→ **PROBLEM DESCRIPTION**: Search the material and gather each line with "NVAP" in it.

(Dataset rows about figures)
┌──

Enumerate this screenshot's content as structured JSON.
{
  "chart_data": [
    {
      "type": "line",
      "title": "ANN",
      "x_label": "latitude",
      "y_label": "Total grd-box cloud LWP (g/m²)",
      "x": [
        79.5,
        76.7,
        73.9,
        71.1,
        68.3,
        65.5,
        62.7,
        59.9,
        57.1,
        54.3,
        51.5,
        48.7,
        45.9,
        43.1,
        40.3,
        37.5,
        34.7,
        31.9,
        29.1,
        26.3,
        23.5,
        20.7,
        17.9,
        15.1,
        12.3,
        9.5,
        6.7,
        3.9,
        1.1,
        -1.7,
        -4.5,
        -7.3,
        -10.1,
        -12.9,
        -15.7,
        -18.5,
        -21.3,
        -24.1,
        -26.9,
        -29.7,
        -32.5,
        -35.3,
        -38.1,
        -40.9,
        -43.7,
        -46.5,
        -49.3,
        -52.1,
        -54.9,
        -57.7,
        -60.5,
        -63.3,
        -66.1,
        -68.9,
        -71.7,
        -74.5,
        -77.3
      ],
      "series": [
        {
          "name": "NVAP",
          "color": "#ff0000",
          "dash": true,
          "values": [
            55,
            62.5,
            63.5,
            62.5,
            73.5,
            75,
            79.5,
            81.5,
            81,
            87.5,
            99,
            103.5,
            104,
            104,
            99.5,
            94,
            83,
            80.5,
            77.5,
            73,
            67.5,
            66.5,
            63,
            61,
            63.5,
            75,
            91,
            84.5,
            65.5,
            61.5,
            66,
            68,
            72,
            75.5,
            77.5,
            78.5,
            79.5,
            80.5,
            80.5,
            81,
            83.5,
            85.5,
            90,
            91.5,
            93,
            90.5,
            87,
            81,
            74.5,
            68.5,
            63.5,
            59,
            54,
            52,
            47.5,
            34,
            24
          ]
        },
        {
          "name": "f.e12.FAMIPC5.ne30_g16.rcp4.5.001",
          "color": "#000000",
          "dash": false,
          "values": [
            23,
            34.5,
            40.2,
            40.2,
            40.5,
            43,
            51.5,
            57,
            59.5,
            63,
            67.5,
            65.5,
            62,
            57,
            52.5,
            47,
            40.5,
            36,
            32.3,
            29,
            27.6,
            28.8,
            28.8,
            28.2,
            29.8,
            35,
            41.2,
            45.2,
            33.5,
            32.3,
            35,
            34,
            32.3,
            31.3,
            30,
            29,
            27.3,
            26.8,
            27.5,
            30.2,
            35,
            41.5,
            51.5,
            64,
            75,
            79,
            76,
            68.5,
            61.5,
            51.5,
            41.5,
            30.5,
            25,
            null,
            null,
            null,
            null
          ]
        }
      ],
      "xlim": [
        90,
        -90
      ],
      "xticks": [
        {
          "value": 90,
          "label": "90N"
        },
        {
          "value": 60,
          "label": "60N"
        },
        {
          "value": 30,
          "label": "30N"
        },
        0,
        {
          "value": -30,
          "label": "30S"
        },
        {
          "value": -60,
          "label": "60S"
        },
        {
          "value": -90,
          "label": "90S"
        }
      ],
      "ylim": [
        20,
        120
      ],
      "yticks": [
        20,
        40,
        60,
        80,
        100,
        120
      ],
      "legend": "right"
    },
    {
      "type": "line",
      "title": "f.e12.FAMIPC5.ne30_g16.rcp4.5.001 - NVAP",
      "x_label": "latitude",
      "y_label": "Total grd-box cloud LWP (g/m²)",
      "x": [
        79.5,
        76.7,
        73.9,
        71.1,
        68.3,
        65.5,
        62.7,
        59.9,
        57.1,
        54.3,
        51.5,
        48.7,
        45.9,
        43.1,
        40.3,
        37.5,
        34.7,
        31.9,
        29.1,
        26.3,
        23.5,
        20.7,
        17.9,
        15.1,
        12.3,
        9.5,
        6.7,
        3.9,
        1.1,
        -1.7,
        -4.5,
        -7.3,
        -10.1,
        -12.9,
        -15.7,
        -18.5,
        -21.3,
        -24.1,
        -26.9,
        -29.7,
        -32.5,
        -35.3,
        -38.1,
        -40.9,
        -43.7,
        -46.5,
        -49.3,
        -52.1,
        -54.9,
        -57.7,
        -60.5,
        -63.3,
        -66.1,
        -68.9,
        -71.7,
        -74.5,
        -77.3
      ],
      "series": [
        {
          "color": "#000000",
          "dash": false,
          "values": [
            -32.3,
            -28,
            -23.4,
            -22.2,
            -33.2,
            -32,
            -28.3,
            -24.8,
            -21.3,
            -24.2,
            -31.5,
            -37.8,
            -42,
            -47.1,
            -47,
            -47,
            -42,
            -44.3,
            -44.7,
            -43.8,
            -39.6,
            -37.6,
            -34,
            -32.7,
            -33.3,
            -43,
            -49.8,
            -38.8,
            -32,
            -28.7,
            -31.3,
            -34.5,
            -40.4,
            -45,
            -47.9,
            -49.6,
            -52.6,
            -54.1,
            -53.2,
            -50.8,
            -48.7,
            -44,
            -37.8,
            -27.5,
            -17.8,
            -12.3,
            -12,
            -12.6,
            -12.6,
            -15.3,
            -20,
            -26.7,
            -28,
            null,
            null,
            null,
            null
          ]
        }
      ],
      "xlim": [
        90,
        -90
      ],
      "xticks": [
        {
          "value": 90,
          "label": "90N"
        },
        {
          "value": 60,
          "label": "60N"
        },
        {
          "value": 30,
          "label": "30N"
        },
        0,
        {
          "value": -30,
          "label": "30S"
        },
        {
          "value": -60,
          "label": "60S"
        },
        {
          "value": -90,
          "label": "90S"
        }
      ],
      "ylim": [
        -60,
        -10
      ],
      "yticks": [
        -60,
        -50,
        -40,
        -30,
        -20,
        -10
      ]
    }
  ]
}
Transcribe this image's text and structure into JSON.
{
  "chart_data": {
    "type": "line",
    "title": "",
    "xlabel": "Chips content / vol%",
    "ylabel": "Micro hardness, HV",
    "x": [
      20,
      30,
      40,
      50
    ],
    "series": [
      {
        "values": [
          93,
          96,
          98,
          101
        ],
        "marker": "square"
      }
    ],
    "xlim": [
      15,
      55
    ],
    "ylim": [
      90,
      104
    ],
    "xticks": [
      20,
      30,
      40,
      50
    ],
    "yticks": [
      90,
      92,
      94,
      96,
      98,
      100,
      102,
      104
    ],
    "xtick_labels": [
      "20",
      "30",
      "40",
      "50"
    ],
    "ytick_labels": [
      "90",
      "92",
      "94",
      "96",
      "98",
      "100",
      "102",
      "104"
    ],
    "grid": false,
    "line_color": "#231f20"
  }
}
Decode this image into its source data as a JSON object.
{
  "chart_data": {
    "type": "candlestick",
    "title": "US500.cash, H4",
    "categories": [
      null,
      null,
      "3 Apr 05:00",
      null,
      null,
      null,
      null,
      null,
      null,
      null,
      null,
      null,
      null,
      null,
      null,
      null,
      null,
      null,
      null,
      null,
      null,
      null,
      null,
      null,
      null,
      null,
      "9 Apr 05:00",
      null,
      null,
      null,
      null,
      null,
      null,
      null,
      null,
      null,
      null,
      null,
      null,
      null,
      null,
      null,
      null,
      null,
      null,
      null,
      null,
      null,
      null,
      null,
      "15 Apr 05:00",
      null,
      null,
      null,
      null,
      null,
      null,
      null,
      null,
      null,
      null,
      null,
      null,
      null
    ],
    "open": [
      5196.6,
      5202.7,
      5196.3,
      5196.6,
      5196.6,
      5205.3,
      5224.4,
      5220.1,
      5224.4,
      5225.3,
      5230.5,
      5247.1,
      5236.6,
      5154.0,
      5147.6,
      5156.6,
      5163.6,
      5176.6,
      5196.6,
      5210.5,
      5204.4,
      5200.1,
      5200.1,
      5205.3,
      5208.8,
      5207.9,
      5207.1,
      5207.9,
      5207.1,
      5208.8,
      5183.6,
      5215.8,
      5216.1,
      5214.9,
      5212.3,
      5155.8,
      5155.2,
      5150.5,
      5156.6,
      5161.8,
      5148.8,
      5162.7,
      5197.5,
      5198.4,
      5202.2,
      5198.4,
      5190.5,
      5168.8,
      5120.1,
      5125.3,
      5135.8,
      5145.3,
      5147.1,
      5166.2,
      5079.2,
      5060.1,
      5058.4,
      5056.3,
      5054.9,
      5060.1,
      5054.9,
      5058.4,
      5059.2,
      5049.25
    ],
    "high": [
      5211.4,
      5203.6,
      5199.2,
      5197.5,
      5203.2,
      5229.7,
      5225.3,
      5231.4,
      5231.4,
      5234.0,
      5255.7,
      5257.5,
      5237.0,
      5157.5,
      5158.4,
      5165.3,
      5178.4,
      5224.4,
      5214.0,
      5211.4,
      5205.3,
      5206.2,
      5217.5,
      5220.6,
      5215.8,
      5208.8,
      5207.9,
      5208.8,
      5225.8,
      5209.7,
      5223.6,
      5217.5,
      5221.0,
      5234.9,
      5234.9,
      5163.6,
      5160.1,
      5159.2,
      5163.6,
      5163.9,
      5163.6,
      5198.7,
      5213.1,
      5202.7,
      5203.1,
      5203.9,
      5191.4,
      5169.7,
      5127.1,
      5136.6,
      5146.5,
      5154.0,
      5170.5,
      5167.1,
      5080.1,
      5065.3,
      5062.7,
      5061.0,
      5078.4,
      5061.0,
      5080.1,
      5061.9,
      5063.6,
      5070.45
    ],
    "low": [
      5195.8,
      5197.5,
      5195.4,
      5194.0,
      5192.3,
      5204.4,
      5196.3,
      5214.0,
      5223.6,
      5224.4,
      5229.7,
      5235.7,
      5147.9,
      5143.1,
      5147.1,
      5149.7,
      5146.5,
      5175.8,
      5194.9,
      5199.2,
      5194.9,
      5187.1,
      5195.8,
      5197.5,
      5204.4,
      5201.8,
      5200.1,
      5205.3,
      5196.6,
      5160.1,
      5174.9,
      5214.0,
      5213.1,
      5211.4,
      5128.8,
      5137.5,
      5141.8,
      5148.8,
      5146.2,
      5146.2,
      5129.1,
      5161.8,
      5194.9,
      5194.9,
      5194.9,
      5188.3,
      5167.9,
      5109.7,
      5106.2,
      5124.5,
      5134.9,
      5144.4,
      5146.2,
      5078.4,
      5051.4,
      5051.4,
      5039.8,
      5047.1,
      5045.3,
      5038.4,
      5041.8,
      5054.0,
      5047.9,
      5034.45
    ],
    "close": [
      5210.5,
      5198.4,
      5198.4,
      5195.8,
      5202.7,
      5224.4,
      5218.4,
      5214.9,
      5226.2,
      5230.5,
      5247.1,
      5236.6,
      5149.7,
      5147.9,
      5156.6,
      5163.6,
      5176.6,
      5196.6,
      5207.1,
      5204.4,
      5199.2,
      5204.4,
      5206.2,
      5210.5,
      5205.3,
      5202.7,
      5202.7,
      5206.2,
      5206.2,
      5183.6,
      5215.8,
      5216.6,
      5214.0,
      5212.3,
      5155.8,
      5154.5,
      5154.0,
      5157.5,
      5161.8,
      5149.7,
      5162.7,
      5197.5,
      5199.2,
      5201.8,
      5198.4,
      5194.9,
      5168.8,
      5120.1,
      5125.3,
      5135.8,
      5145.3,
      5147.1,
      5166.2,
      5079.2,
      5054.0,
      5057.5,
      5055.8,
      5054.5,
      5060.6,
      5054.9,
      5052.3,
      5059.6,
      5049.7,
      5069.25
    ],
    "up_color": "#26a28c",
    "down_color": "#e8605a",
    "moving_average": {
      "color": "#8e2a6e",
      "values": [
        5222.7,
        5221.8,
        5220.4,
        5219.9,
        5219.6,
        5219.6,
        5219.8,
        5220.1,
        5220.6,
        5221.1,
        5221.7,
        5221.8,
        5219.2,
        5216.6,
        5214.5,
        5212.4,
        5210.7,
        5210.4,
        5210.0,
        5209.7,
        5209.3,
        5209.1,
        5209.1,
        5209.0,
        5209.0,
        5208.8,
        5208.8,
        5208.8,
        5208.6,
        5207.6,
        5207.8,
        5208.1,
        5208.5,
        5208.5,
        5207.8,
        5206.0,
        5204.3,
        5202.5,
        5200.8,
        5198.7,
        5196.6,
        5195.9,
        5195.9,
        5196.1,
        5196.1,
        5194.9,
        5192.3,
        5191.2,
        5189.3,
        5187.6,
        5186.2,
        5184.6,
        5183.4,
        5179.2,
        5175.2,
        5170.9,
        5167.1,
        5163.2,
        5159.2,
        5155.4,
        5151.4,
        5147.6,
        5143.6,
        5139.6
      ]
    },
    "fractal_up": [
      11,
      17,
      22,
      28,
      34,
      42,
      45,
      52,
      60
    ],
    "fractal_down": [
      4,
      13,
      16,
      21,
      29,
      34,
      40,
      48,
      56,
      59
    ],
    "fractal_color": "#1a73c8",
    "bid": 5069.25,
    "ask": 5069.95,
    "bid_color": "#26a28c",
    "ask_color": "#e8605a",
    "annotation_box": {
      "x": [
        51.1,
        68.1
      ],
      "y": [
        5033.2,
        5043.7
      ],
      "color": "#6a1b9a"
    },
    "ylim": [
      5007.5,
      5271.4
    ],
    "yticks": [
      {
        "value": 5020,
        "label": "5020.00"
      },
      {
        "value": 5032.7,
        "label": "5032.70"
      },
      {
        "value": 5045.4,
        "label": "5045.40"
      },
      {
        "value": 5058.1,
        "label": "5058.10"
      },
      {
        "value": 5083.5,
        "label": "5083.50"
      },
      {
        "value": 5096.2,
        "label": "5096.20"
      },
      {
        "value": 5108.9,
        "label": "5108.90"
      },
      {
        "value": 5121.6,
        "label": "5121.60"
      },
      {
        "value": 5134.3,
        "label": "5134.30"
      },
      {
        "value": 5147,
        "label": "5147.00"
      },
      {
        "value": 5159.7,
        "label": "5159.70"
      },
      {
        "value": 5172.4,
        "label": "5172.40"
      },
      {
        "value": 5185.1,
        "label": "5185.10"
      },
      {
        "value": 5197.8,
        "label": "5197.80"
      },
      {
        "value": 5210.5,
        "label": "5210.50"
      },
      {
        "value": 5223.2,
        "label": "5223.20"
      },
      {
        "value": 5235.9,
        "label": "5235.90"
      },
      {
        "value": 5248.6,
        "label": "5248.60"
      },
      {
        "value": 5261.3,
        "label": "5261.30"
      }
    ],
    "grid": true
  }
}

└──

→ **FULL RESPONSE**:
          "name": "NVAP",
      "title": "f.e12.FAMIPC5.ne30_g16.rcp4.5.001 - NVAP",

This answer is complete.